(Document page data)
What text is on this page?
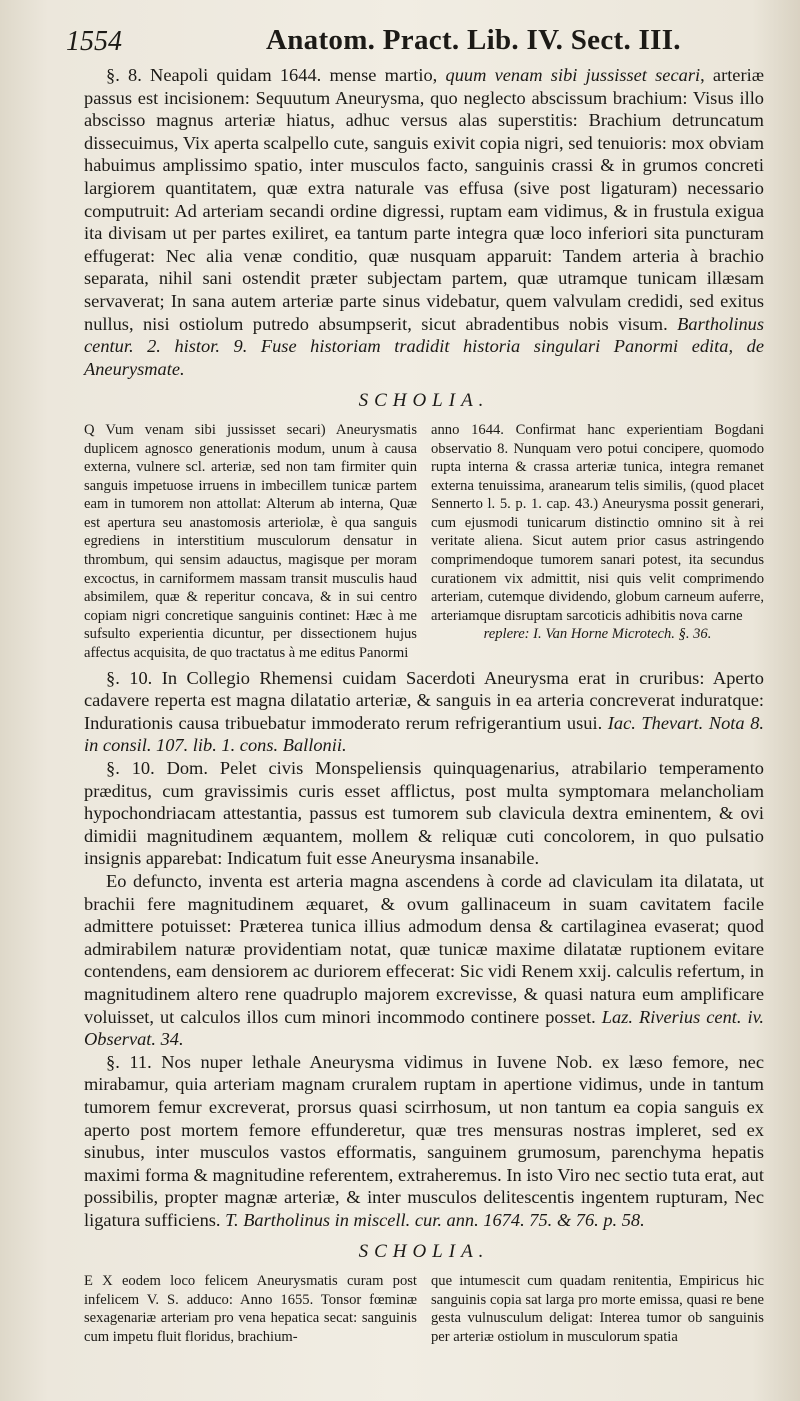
1554	Anatom. Pract. Lib. IV. Sect. III.

§. 8. Neapoli quidam 1644. mense martio, quum venam sibi jussisset secari, arteriæ passus est incisionem: Sequutum Aneurysma, quo neglecto abscissum brachium: Visus illo abscisso magnus arteriæ hiatus, adhuc versus alas superstitis: Brachium detruncatum dissecuimus, Vix aperta scalpello cute, sanguis exivit copia nigri, sed tenuioris: mox obviam habuimus amplissimo spatio, inter musculos facto, sanguinis crassi & in grumos concreti largiorem quantitatem, quæ extra naturale vas effusa (sive post ligaturam) necessario computruit: Ad arteriam secandi ordine digressi, ruptam eam vidimus, & in frustula exigua ita divisam ut per partes exiliret, ea tantum parte integra quæ loco inferiori sita puncturam effugerat: Nec alia venæ conditio, quæ nusquam apparuit: Tandem arteria à brachio separata, nihil sani ostendit præter subjectam partem, quæ utramque tunicam illæsam servaverat; In sana autem arteriæ parte sinus videbatur, quem valvulam credidi, sed exitus nullus, nisi ostiolum putredo absumpserit, sicut abradentibus nobis visum. Bartholinus centur. 2. histor. 9. Fuse historiam tradidit historia singulari Panormi edita, de Aneurysmate.

SCHOLIA.

Q Vum venam sibi jussisset secari) Aneurysmatis duplicem agnosco generationis modum, unum à causa externa, vulnere scl. arteriæ, sed non tam firmiter quin sanguis impetuose irruens in imbecillem tunicæ partem eam in tumorem non attollat: Alterum ab interna, Quæ est apertura seu anastomosis arteriolæ, è qua sanguis egrediens in interstitium musculorum densatur in thrombum, qui sensim adauctus, magisque per moram excoctus, in carniformem massam transit musculis haud absimilem, quæ & reperitur concava, & in sui centro copiam nigri concretique sanguinis continet: Hæc à me sufsulto experientia dicuntur, per dissectionem hujus affectus acquisita, de quo tractatus à me editus Panormi

anno 1644. Confirmat hanc experientiam Bogdani observatio 8. Nunquam vero potui concipere, quomodo rupta interna & crassa arteriæ tunica, integra remanet externa tenuissima, aranearum telis similis, (quod placet Sennerto l. 5. p. 1. cap. 43.) Aneurysma possit generari, cum ejusmodi tunicarum distinctio omnino sit à rei veritate aliena. Sicut autem prior casus astringendo comprimendoque tumorem sanari potest, ita secundus curationem vix admittit, nisi quis velit comprimendo arteriam, cutemque dividendo, globum carneum auferre, arteriamque disruptam sarcoticis adhibitis nova carne

replere: I. Van Horne Microtech. §. 36.

§. 10. In Collegio Rhemensi cuidam Sacerdoti Aneurysma erat in cruribus: Aperto cadavere reperta est magna dilatatio arteriæ, & sanguis in ea arteria concreverat induratque: Indurationis causa tribuebatur immoderato rerum refrigerantium usui. Iac. Thevart. Nota 8. in consil. 107. lib. 1. cons. Ballonii.

§. 10. Dom. Pelet civis Monspeliensis quinquagenarius, atrabilario temperamento præditus, cum gravissimis curis esset afflictus, post multa symptomara melancholiam hypochondriacam attestantia, passus est tumorem sub clavicula dextra eminentem, & ovi dimidii magnitudinem æquantem, mollem & reliquæ cuti concolorem, in quo pulsatio insignis apparebat: Indicatum fuit esse Aneurysma insanabile.

Eo defuncto, inventa est arteria magna ascendens à corde ad claviculam ita dilatata, ut brachii fere magnitudinem æquaret, & ovum gallinaceum in suam cavitatem facile admittere potuisset: Præterea tunica illius admodum densa & cartilaginea evaserat; quod admirabilem naturæ providentiam notat, quæ tunicæ maxime dilatatæ ruptionem evitare contendens, eam densiorem ac duriorem effecerat: Sic vidi Renem xxij. calculis refertum, in magnitudinem altero rene quadruplo majorem excrevisse, & quasi natura eum amplificare voluisset, ut calculos illos cum minori incommodo continere posset. Laz. Riverius cent. iv. Observat. 34.

§. 11. Nos nuper lethale Aneurysma vidimus in Iuvene Nob. ex læso femore, nec mirabamur, quia arteriam magnam cruralem ruptam in apertione vidimus, unde in tantum tumorem femur excreverat, prorsus quasi scirrhosum, ut non tantum ea copia sanguis ex aperto post mortem femore effunderetur, quæ tres mensuras nostras impleret, sed ex sinubus, inter musculos vastos efformatis, sanguinem grumosum, parenchyma hepatis maximi forma & magnitudine referentem, extraheremus. In isto Viro nec sectio tuta erat, aut possibilis, propter magnæ arteriæ, & inter musculos delitescentis ingentem rupturam, Nec ligatura sufficiens. T. Bartholinus in miscell. cur. ann. 1674. 75. & 76. p. 58.

SCHOLIA.

E X eodem loco felicem Aneurysmatis curam post infelicem V. S. adduco: Anno 1655. Tonsor fœminæ sexagenariæ arteriam pro vena hepatica secat: sanguinis cum impetu fluit floridus, brachium-

que intumescit cum quadam renitentia, Empiricus hic sanguinis copia sat larga pro morte emissa, quasi re bene gesta vulnusculum deligat: Interea tumor ob sanguinis per arteriæ ostiolum in musculorum spatia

_Action item_. Type out each line of the records above exactly, skipping any pictures.

_Answer for this exercise_.
What text is on this page?
1554	Anatom. Pract. Lib. IV. Sect. III.

§. 8. Neapoli quidam 1644. mense martio, quum venam sibi jussisset secari, arteriæ passus est incisionem: Sequutum Aneurysma, quo neglecto abscissum brachium: Visus illo abscisso magnus arteriæ hiatus, adhuc versus alas superstitis: Brachium detruncatum dissecuimus, Vix aperta scalpello cute, sanguis exivit copia nigri, sed tenuioris: mox obviam habuimus amplissimo spatio, inter musculos facto, sanguinis crassi & in grumos concreti largiorem quantitatem, quæ extra naturale vas effusa (sive post ligaturam) necessario computruit: Ad arteriam secandi ordine digressi, ruptam eam vidimus, & in frustula exigua ita divisam ut per partes exiliret, ea tantum parte integra quæ loco inferiori sita puncturam effugerat: Nec alia venæ conditio, quæ nusquam apparuit: Tandem arteria à brachio separata, nihil sani ostendit præter subjectam partem, quæ utramque tunicam illæsam servaverat; In sana autem arteriæ parte sinus videbatur, quem valvulam credidi, sed exitus nullus, nisi ostiolum putredo absumpserit, sicut abradentibus nobis visum. Bartholinus centur. 2. histor. 9. Fuse historiam tradidit historia singulari Panormi edita, de Aneurysmate.

SCHOLIA.

Q Vum venam sibi jussisset secari) Aneurysmatis duplicem agnosco generationis modum, unum à causa externa, vulnere scl. arteriæ, sed non tam firmiter quin sanguis impetuose irruens in imbecillem tunicæ partem eam in tumorem non attollat: Alterum ab interna, Quæ est apertura seu anastomosis arteriolæ, è qua sanguis egrediens in interstitium musculorum densatur in thrombum, qui sensim adauctus, magisque per moram excoctus, in carniformem massam transit musculis haud absimilem, quæ & reperitur concava, & in sui centro copiam nigri concretique sanguinis continet: Hæc à me sufsulto experientia dicuntur, per dissectionem hujus affectus acquisita, de quo tractatus à me editus Panormi

anno 1644. Confirmat hanc experientiam Bogdani observatio 8. Nunquam vero potui concipere, quomodo rupta interna & crassa arteriæ tunica, integra remanet externa tenuissima, aranearum telis similis, (quod placet Sennerto l. 5. p. 1. cap. 43.) Aneurysma possit generari, cum ejusmodi tunicarum distinctio omnino sit à rei veritate aliena. Sicut autem prior casus astringendo comprimendoque tumorem sanari potest, ita secundus curationem vix admittit, nisi quis velit comprimendo arteriam, cutemque dividendo, globum carneum auferre, arteriamque disruptam sarcoticis adhibitis nova carne

replere: I. Van Horne Microtech. §. 36.

§. 10. In Collegio Rhemensi cuidam Sacerdoti Aneurysma erat in cruribus: Aperto cadavere reperta est magna dilatatio arteriæ, & sanguis in ea arteria concreverat induratque: Indurationis causa tribuebatur immoderato rerum refrigerantium usui. Iac. Thevart. Nota 8. in consil. 107. lib. 1. cons. Ballonii.

§. 10. Dom. Pelet civis Monspeliensis quinquagenarius, atrabilario temperamento præditus, cum gravissimis curis esset afflictus, post multa symptomara melancholiam hypochondriacam attestantia, passus est tumorem sub clavicula dextra eminentem, & ovi dimidii magnitudinem æquantem, mollem & reliquæ cuti concolorem, in quo pulsatio insignis apparebat: Indicatum fuit esse Aneurysma insanabile.

Eo defuncto, inventa est arteria magna ascendens à corde ad claviculam ita dilatata, ut brachii fere magnitudinem æquaret, & ovum gallinaceum in suam cavitatem facile admittere potuisset: Præterea tunica illius admodum densa & cartilaginea evaserat; quod admirabilem naturæ providentiam notat, quæ tunicæ maxime dilatatæ ruptionem evitare contendens, eam densiorem ac duriorem effecerat: Sic vidi Renem xxij. calculis refertum, in magnitudinem altero rene quadruplo majorem excrevisse, & quasi natura eum amplificare voluisset, ut calculos illos cum minori incommodo continere posset. Laz. Riverius cent. iv. Observat. 34.

§. 11. Nos nuper lethale Aneurysma vidimus in Iuvene Nob. ex læso femore, nec mirabamur, quia arteriam magnam cruralem ruptam in apertione vidimus, unde in tantum tumorem femur excreverat, prorsus quasi scirrhosum, ut non tantum ea copia sanguis ex aperto post mortem femore effunderetur, quæ tres mensuras nostras impleret, sed ex sinubus, inter musculos vastos efformatis, sanguinem grumosum, parenchyma hepatis maximi forma & magnitudine referentem, extraheremus. In isto Viro nec sectio tuta erat, aut possibilis, propter magnæ arteriæ, & inter musculos delitescentis ingentem rupturam, Nec ligatura sufficiens. T. Bartholinus in miscell. cur. ann. 1674. 75. & 76. p. 58.

SCHOLIA.

E X eodem loco felicem Aneurysmatis curam post infelicem V. S. adduco: Anno 1655. Tonsor fœminæ sexagenariæ arteriam pro vena hepatica secat: sanguinis cum impetu fluit floridus, brachium-

que intumescit cum quadam renitentia, Empiricus hic sanguinis copia sat larga pro morte emissa, quasi re bene gesta vulnusculum deligat: Interea tumor ob sanguinis per arteriæ ostiolum in musculorum spatia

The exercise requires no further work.